* BEGIN Records for this exercise *

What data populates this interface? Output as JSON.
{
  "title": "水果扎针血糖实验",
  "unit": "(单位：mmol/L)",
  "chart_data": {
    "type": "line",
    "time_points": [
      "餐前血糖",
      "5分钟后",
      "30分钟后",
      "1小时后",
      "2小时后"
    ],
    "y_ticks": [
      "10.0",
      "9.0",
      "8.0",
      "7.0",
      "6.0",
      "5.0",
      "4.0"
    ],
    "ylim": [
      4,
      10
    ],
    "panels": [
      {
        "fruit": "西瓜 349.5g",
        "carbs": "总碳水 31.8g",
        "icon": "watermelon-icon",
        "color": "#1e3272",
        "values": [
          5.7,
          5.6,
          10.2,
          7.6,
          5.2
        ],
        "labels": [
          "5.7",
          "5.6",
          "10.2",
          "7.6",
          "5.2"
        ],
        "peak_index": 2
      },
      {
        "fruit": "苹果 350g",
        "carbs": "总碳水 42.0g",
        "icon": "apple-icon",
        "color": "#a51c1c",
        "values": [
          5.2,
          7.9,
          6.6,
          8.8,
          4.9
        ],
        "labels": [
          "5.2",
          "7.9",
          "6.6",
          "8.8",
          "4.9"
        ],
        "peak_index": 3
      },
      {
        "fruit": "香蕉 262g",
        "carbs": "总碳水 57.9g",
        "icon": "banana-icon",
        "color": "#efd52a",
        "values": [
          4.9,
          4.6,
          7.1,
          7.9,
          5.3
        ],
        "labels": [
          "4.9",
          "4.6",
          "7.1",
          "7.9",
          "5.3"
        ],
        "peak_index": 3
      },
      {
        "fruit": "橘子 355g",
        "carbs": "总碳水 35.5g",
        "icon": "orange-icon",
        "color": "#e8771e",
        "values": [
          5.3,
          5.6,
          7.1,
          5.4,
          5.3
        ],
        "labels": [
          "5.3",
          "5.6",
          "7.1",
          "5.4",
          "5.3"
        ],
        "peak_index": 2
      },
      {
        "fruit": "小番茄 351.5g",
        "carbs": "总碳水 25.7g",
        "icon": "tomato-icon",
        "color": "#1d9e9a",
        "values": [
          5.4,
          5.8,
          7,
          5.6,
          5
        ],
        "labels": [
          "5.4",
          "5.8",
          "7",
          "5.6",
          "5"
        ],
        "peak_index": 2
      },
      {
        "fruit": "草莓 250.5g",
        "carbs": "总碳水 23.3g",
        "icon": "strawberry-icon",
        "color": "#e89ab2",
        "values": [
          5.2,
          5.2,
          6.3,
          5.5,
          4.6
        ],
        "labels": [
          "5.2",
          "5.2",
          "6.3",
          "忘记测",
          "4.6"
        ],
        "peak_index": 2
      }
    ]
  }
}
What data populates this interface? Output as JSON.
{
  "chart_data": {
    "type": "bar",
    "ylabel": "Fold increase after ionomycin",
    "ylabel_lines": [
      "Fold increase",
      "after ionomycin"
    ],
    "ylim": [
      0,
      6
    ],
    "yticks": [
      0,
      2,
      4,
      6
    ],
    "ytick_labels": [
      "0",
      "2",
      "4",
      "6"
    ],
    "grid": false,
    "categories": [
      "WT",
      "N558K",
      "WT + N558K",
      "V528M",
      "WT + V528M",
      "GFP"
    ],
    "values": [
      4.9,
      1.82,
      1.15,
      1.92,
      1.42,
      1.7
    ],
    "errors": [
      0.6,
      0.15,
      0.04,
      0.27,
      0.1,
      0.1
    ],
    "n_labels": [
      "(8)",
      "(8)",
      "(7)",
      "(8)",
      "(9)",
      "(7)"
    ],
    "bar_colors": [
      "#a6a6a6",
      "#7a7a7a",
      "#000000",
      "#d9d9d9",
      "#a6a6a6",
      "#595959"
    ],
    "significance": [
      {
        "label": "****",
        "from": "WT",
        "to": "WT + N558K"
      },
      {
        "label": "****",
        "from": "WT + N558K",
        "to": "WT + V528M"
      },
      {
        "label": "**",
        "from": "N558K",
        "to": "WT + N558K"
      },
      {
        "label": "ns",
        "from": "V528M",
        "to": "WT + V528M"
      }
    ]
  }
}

* END Records for this exercise *
* BEGIN Records for this exercise *

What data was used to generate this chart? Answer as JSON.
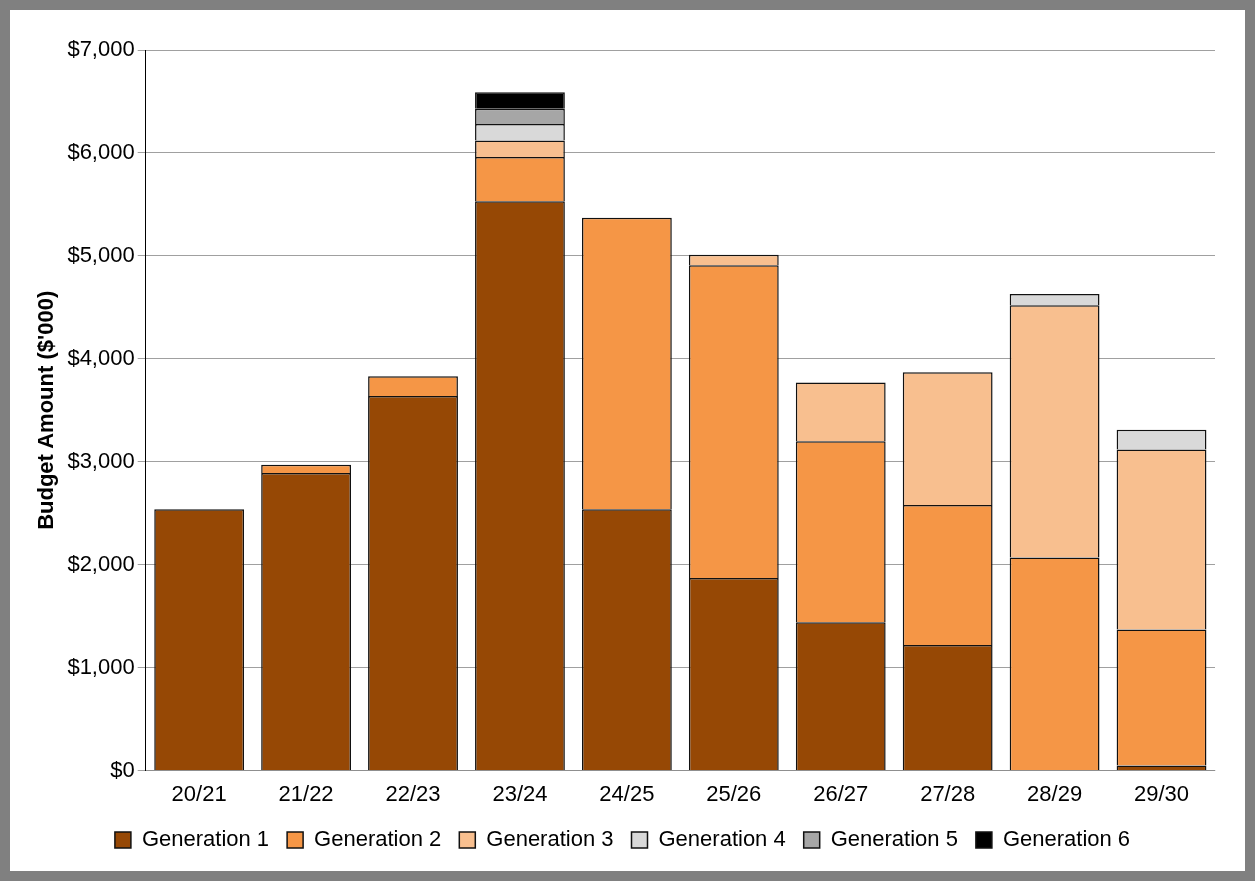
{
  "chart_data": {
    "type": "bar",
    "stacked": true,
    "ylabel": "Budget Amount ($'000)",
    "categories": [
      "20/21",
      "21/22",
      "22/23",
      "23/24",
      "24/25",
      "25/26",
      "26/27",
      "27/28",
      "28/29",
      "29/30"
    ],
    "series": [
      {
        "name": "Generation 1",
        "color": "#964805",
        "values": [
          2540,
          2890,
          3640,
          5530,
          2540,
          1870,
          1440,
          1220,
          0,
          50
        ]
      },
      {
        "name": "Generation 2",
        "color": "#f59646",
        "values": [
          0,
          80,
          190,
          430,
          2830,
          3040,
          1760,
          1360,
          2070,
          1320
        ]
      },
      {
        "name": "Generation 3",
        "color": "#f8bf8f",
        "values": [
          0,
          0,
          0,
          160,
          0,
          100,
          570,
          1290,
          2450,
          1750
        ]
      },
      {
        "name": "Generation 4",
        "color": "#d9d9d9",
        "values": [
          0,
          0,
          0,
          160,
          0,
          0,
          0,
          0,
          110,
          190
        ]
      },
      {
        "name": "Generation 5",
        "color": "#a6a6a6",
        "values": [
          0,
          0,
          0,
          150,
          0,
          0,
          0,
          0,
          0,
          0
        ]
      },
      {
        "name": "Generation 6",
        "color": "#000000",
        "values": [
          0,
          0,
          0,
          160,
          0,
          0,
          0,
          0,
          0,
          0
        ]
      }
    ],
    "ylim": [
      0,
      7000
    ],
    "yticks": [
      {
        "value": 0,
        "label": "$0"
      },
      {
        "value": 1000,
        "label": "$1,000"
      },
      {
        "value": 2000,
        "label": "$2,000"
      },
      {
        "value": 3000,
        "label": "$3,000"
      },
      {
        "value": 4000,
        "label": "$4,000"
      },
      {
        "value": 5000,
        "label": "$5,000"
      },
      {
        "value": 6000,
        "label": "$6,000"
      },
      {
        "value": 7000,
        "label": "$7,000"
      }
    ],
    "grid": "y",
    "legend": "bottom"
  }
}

* END Records for this exercise *

■ Written problem ■
Pick each line holding the word "ionomycin" out of the listing.

■ Exercise result ■
    "ylabel": "Fold increase after ionomycin",
      "after ionomycin"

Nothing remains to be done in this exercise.